__Given request__.
Transcribe every entry word for word. Skip the pictures.

(Figure record listings)
################
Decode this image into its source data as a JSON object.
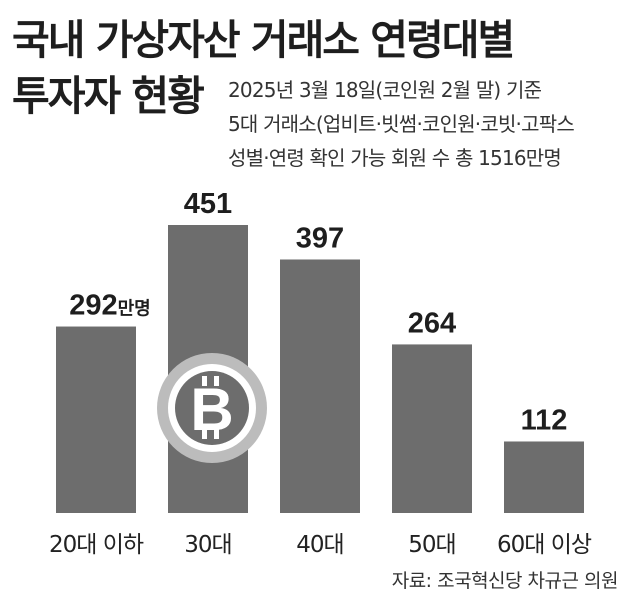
{
  "chart_data": {
    "type": "bar",
    "title": "국내 가상자산 거래소 연령대별",
    "title_line2": "투자자 현황",
    "notes": [
      "2025년 3월 18일(코인원 2월 말) 기준",
      "5대 거래소(업비트·빗썸·코인원·코빗·고팍스",
      "성별·연령 확인 가능 회원 수 총 1516만명"
    ],
    "categories": [
      "20대 이하",
      "30대",
      "40대",
      "50대",
      "60대 이상"
    ],
    "values": [
      292,
      451,
      397,
      264,
      112
    ],
    "value_labels": [
      "292",
      "451",
      "397",
      "264",
      "112"
    ],
    "unit": "만명",
    "ylim": [
      0,
      451
    ],
    "grid": false,
    "bar_color": "#6d6d6d",
    "source": "자료: 조국혁신당 차규근 의원"
  }
}
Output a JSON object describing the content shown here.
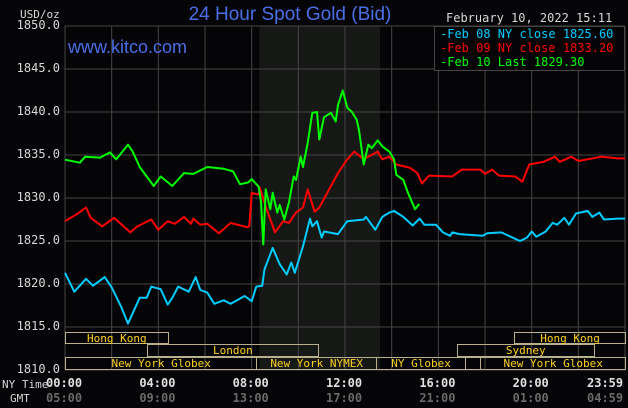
################
__The result__.
Decode this image into its source data as a JSON object.
{
  "chart_data": {
    "type": "bar",
    "title": "국내 가상자산 거래소 연령대별",
    "title_line2": "투자자 현황",
    "notes": [
      "2025년 3월 18일(코인원 2월 말) 기준",
      "5대 거래소(업비트·빗썸·코인원·코빗·고팍스",
      "성별·연령 확인 가능 회원 수 총 1516만명"
    ],
    "categories": [
      "20대 이하",
      "30대",
      "40대",
      "50대",
      "60대 이상"
    ],
    "values": [
      292,
      451,
      397,
      264,
      112
    ],
    "value_labels": [
      "292",
      "451",
      "397",
      "264",
      "112"
    ],
    "unit": "만명",
    "ylim": [
      0,
      451
    ],
    "grid": false,
    "bar_color": "#6d6d6d",
    "source": "자료: 조국혁신당 차규근 의원"
  }
}
Output a JSON object describing the content shown here.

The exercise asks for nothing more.